* Problem *
Leaving out the pictures, please retype each record exactly.

* Record excerpts *
━━━━━━━━

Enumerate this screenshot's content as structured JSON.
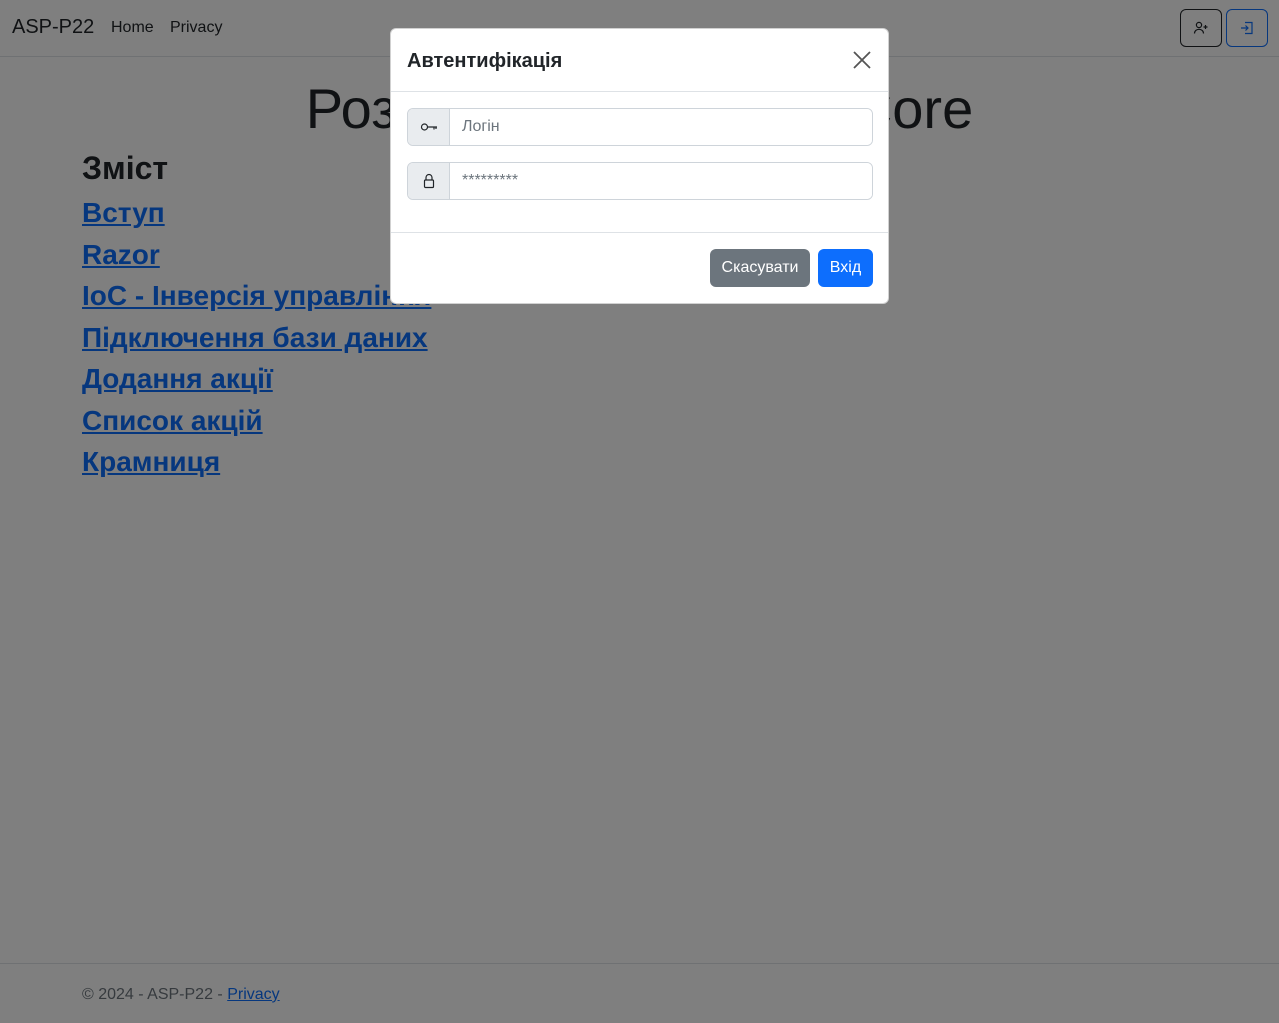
{
  "navbar": {
    "brand": "ASP-P22",
    "links": [
      "Home",
      "Privacy"
    ],
    "signup_icon": "person-plus-icon",
    "signin_icon": "box-arrow-in-right-icon"
  },
  "main": {
    "title": "Розробка з ASP.NET Core",
    "toc_heading": "Зміст",
    "toc_links": [
      "Вступ",
      "Razor",
      "IoC - Інверсія управління",
      "Підключення бази даних",
      "Додання акції",
      "Список акцій",
      "Крамниця"
    ]
  },
  "footer": {
    "copyright": "© 2024 - ASP-P22 - ",
    "privacy": "Privacy"
  },
  "modal": {
    "title": "Автентифікація",
    "close_icon": "close-icon",
    "login": {
      "icon": "key-icon",
      "placeholder": "Логін",
      "value": ""
    },
    "password": {
      "icon": "lock-icon",
      "placeholder": "*********",
      "value": ""
    },
    "cancel_label": "Скасувати",
    "submit_label": "Вхід"
  },
  "colors": {
    "primary": "#0d6efd",
    "secondary": "#6c757d",
    "backdrop": "rgba(0,0,0,0.5)"
  }
}
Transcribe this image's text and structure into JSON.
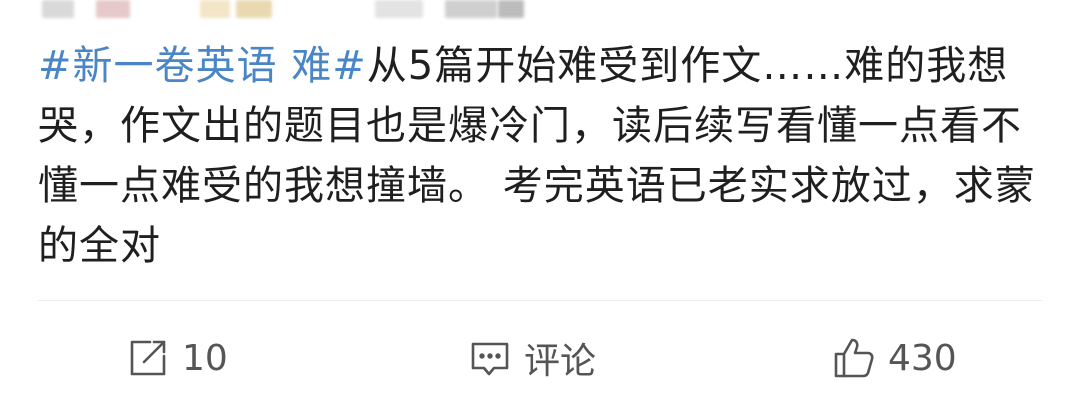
{
  "post": {
    "hashtag": "#新一卷英语 难#",
    "body": "从5篇开始难受到作文……难的我想哭，作文出的题目也是爆冷门，读后续写看懂一点看不懂一点难受的我想撞墙。 考完英语已老实求放过，求蒙的全对"
  },
  "actions": {
    "repost": {
      "icon": "repost-icon",
      "label": "10"
    },
    "comment": {
      "icon": "comment-icon",
      "label": "评论"
    },
    "like": {
      "icon": "thumbs-up-icon",
      "label": "430"
    }
  },
  "colors": {
    "hashtag": "#4a86c5",
    "text": "#1f1f1f",
    "action_text": "#555555"
  }
}
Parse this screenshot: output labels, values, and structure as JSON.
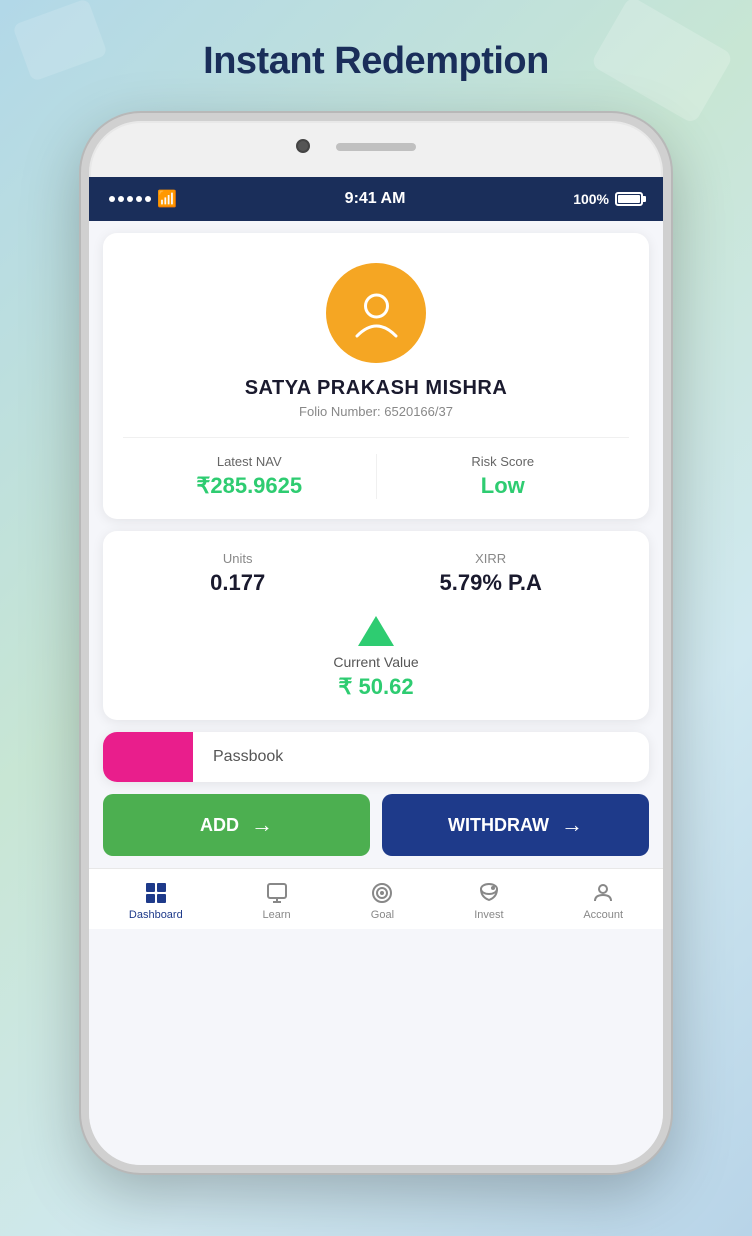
{
  "page": {
    "title": "Instant Redemption",
    "background_desc": "gradient blue-green"
  },
  "status_bar": {
    "time": "9:41 AM",
    "battery": "100%",
    "signal_dots": 5
  },
  "profile": {
    "name": "SATYA PRAKASH MISHRA",
    "folio_label": "Folio Number: 6520166/37",
    "latest_nav_label": "Latest NAV",
    "latest_nav_value": "₹285.9625",
    "risk_score_label": "Risk Score",
    "risk_score_value": "Low"
  },
  "metrics": {
    "units_label": "Units",
    "units_value": "0.177",
    "xirr_label": "XIRR",
    "xirr_value": "5.79% P.A",
    "current_value_label": "Current Value",
    "current_value": "₹ 50.62"
  },
  "passbook": {
    "label": "Passbook"
  },
  "buttons": {
    "add_label": "ADD",
    "add_arrow": "→",
    "withdraw_label": "WITHDRAW",
    "withdraw_arrow": "→"
  },
  "bottom_nav": {
    "items": [
      {
        "id": "dashboard",
        "label": "Dashboard",
        "icon": "⊞",
        "active": true
      },
      {
        "id": "learn",
        "label": "Learn",
        "icon": "□",
        "active": false
      },
      {
        "id": "goal",
        "label": "Goal",
        "icon": "◎",
        "active": false
      },
      {
        "id": "invest",
        "label": "Invest",
        "icon": "🐷",
        "active": false
      },
      {
        "id": "account",
        "label": "Account",
        "icon": "👤",
        "active": false
      }
    ]
  }
}
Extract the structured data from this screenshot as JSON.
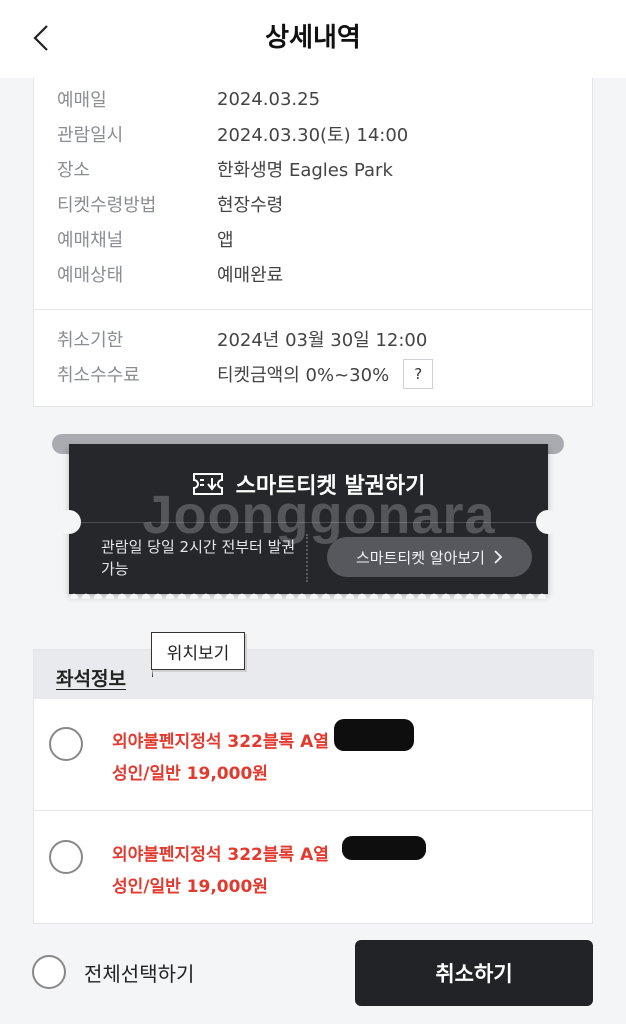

━━━━━━━━

* Task response *
Enumerate this screenshot's content as structured JSON.
{
  "navbar": {
    "brand": "ASP-P22",
    "links": [
      "Home",
      "Privacy"
    ],
    "signup_icon": "person-plus-icon",
    "signin_icon": "box-arrow-in-right-icon"
  },
  "main": {
    "title": "Розробка з ASP.NET Core",
    "toc_heading": "Зміст",
    "toc_links": [
      "Вступ",
      "Razor",
      "IoC - Інверсія управління",
      "Підключення бази даних",
      "Додання акції",
      "Список акцій",
      "Крамниця"
    ]
  },
  "footer": {
    "copyright": "© 2024 - ASP-P22 - ",
    "privacy": "Privacy"
  },
  "modal": {
    "title": "Автентифікація",
    "close_icon": "close-icon",
    "login": {
      "icon": "key-icon",
      "placeholder": "Логін",
      "value": ""
    },
    "password": {
      "icon": "lock-icon",
      "placeholder": "*********",
      "value": ""
    },
    "cancel_label": "Скасувати",
    "submit_label": "Вхід"
  },
  "colors": {
    "primary": "#0d6efd",
    "secondary": "#6c757d",
    "backdrop": "rgba(0,0,0,0.5)"
  }
}
Transcribe this image's text and structure into JSON.
{
  "post": {
    "hashtag": "#新一卷英语 难#",
    "body": "从5篇开始难受到作文……难的我想哭，作文出的题目也是爆冷门，读后续写看懂一点看不懂一点难受的我想撞墙。 考完英语已老实求放过，求蒙的全对"
  },
  "actions": {
    "repost": {
      "icon": "repost-icon",
      "label": "10"
    },
    "comment": {
      "icon": "comment-icon",
      "label": "评论"
    },
    "like": {
      "icon": "thumbs-up-icon",
      "label": "430"
    }
  },
  "colors": {
    "hashtag": "#4a86c5",
    "text": "#1f1f1f",
    "action_text": "#555555"
  }
}
Parse this screenshot: output labels, values, and structure as JSON.
{
  "page": {
    "title": "Instant Redemption",
    "background_desc": "gradient blue-green"
  },
  "status_bar": {
    "time": "9:41 AM",
    "battery": "100%",
    "signal_dots": 5
  },
  "profile": {
    "name": "SATYA PRAKASH MISHRA",
    "folio_label": "Folio Number: 6520166/37",
    "latest_nav_label": "Latest NAV",
    "latest_nav_value": "₹285.9625",
    "risk_score_label": "Risk Score",
    "risk_score_value": "Low"
  },
  "metrics": {
    "units_label": "Units",
    "units_value": "0.177",
    "xirr_label": "XIRR",
    "xirr_value": "5.79% P.A",
    "current_value_label": "Current Value",
    "current_value": "₹ 50.62"
  },
  "passbook": {
    "label": "Passbook"
  },
  "buttons": {
    "add_label": "ADD",
    "add_arrow": "→",
    "withdraw_label": "WITHDRAW",
    "withdraw_arrow": "→"
  },
  "bottom_nav": {
    "items": [
      {
        "id": "dashboard",
        "label": "Dashboard",
        "icon": "⊞",
        "active": true
      },
      {
        "id": "learn",
        "label": "Learn",
        "icon": "□",
        "active": false
      },
      {
        "id": "goal",
        "label": "Goal",
        "icon": "◎",
        "active": false
      },
      {
        "id": "invest",
        "label": "Invest",
        "icon": "🐷",
        "active": false
      },
      {
        "id": "account",
        "label": "Account",
        "icon": "👤",
        "active": false
      }
    ]
  }
}
Extract the structured data from this screenshot as JSON.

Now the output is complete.